_PROBLEM DESCRIPTION_
Continue the passage on Edward Lear's animal and bird illustrations, picking up after its final sentence.

The bicentenary of Charles Dickens has caused the eclipse of two other Victorian worthies: Henry Mayhew (1812 – 1887) and Edward Lear (1812 – 1888). But the Royal Society, at least, has mounted a small exhibition in remembrance of the maestro of nonsense. But not for his daft poetry and cartoons, rather his illustrations of animals and birds. Lear was a highly talented illustrator and the images shown here are still in books, where they belong. Most were written by Fellows of the Royal Society. The illustrations feature tortoises, hedgehogs and other quadrupeds but the most spectacular pictures are of birds. The bulk of this work was done by Lear when he was in the 1830s when he was very much still a young man. But his very poor eyesight deteriorated, helped along no doubt by having to do this highly intricate work.

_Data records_
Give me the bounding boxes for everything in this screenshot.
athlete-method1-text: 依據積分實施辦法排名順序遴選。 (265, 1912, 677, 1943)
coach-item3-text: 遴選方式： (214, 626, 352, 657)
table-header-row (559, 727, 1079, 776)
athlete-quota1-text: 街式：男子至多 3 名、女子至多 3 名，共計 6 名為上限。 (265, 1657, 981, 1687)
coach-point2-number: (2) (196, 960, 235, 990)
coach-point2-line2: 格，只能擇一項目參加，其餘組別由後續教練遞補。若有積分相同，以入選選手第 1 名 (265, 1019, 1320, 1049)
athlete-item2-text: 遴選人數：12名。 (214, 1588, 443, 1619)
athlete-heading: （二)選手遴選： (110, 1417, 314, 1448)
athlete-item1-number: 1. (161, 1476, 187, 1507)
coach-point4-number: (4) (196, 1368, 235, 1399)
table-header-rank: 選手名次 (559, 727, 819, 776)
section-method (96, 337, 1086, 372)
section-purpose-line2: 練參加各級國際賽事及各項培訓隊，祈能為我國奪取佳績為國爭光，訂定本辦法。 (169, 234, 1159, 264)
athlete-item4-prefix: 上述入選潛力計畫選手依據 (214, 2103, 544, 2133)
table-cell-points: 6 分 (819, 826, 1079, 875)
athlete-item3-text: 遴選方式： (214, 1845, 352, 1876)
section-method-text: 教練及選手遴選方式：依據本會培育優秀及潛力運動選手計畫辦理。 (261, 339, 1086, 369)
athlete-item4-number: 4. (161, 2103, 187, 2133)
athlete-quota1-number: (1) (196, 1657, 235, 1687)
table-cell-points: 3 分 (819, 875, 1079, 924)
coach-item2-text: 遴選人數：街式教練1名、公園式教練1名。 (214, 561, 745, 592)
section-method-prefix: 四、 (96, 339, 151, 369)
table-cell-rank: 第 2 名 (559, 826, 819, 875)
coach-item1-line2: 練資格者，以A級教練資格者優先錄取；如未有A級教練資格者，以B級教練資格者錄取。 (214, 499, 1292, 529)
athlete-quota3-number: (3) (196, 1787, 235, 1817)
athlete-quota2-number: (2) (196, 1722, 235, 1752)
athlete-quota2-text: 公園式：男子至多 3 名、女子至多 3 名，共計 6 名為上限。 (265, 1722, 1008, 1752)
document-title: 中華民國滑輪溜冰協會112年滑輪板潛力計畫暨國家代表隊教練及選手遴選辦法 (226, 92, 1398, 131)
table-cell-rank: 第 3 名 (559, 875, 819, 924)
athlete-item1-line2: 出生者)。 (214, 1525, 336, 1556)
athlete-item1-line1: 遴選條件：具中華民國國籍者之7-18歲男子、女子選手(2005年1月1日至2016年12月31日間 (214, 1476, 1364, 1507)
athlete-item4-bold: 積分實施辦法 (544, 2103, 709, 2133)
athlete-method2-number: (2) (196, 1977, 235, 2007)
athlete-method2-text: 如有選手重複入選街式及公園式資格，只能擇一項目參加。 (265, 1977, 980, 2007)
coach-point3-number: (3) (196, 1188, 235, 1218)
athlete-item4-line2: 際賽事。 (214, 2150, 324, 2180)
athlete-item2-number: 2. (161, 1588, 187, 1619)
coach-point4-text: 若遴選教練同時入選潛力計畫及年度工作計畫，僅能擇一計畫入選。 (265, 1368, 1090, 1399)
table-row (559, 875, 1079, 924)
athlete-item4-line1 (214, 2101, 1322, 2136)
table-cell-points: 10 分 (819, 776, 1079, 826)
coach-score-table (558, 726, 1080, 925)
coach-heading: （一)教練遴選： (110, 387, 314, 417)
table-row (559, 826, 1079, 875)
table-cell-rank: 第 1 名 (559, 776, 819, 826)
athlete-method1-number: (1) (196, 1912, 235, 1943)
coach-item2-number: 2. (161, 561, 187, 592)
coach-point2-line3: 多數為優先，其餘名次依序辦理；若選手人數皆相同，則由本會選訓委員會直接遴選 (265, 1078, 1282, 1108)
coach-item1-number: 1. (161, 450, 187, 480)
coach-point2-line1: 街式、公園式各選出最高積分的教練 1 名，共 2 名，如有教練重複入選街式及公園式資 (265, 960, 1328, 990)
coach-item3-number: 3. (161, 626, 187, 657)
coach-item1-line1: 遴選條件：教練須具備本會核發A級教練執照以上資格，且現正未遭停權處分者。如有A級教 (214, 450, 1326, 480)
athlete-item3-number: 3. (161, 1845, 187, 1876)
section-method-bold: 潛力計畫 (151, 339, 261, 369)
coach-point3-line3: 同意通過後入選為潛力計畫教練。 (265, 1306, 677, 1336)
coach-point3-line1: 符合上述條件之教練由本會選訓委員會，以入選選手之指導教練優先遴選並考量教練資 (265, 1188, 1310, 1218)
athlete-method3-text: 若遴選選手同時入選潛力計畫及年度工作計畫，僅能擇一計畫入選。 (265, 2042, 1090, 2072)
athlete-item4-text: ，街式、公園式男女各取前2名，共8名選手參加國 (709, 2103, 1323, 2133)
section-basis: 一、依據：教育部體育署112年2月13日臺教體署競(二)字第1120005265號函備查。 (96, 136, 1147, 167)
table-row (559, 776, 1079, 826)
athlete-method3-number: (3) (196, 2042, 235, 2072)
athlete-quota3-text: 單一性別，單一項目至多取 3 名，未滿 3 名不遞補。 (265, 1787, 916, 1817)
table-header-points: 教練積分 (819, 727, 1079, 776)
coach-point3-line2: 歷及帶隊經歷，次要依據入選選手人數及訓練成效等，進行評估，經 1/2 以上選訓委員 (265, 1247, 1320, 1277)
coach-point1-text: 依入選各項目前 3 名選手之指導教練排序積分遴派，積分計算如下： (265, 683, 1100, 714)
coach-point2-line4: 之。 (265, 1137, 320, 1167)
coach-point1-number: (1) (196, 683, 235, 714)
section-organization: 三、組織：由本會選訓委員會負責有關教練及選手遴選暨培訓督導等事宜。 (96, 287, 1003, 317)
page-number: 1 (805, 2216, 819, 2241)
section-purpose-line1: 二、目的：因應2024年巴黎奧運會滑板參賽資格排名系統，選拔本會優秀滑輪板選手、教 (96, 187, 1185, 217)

_REPLY_
The Royal Society is based at 7 – 9 Carlton House Terrace, near Pall Mall. This has only been its homes since 1967, however. It kicked off in 1660s at Gresham College. Then, when William Chambers’s Somerset House was built the society moved there and later – like the Royal Academy – de-camped to Burlington House. But what they always lacked was space. After World War 2, the old German Embassy in St James’s came up for grabs and this is where the institution has been based to this day. As you would expect, the place is festooned with busts and portraits of very brainy men, most of them famous for their braininess. But I was particularly pleased to find a model for the British Library’s monumental Newton statue by Paolozzi. I love a good maquette, I do.
Officially Edward Lear and the Scientists finishes tomorrow. But I’m advised that the Royal Society doesn’t plan to disassemble the display for a week or two, so you can still see it and it’s free. Just call them up first to let them know when you’d like to come. 020 7451 2606 or email firstname.lastname@example.org.
I had a discussion about a LH guided tour there early part of next year. Very much look forward to that.